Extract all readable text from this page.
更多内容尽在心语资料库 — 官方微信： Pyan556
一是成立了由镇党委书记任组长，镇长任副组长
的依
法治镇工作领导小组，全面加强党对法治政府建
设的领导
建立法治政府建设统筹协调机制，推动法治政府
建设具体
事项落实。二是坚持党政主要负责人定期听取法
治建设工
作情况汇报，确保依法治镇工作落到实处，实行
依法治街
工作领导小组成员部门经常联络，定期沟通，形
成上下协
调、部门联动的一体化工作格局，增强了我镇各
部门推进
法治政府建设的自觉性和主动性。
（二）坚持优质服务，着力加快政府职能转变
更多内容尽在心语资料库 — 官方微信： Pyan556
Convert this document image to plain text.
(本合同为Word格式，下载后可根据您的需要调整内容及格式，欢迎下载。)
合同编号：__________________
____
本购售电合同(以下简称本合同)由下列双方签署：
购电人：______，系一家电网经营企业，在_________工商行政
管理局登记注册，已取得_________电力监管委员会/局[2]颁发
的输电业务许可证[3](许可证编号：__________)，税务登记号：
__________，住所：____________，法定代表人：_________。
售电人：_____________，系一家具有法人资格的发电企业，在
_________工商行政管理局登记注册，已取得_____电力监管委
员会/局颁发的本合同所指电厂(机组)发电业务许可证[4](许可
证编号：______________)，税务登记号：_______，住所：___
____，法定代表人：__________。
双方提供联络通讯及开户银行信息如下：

———

_Set task_. Write all of the records out again exactly.

_Solution for this problem_.
Extract all readable text from this page.
更多内容尽在心语资料库 — 官方微信： Pyan556
一是成立了由镇党委书记任组长，镇长任副组长
的依
法治镇工作领导小组，全面加强党对法治政府建
设的领导
建立法治政府建设统筹协调机制，推动法治政府
建设具体
事项落实。二是坚持党政主要负责人定期听取法
治建设工
作情况汇报，确保依法治镇工作落到实处，实行
依法治街
工作领导小组成员部门经常联络，定期沟通，形
成上下协
调、部门联动的一体化工作格局，增强了我镇各
部门推进
法治政府建设的自觉性和主动性。
（二）坚持优质服务，着力加快政府职能转变
更多内容尽在心语资料库 — 官方微信： Pyan556
Convert this document image to plain text.
(本合同为Word格式，下载后可根据您的需要调整内容及格式，欢迎下载。)
合同编号：__________________
____
本购售电合同(以下简称本合同)由下列双方签署：
购电人：______，系一家电网经营企业，在_________工商行政
管理局登记注册，已取得_________电力监管委员会/局[2]颁发
的输电业务许可证[3](许可证编号：__________)，税务登记号：
__________，住所：____________，法定代表人：_________。
售电人：_____________，系一家具有法人资格的发电企业，在
_________工商行政管理局登记注册，已取得_____电力监管委
员会/局颁发的本合同所指电厂(机组)发电业务许可证[4](许可
证编号：______________)，税务登记号：_______，住所：___
____，法定代表人：__________。
双方提供联络通讯及开户银行信息如下：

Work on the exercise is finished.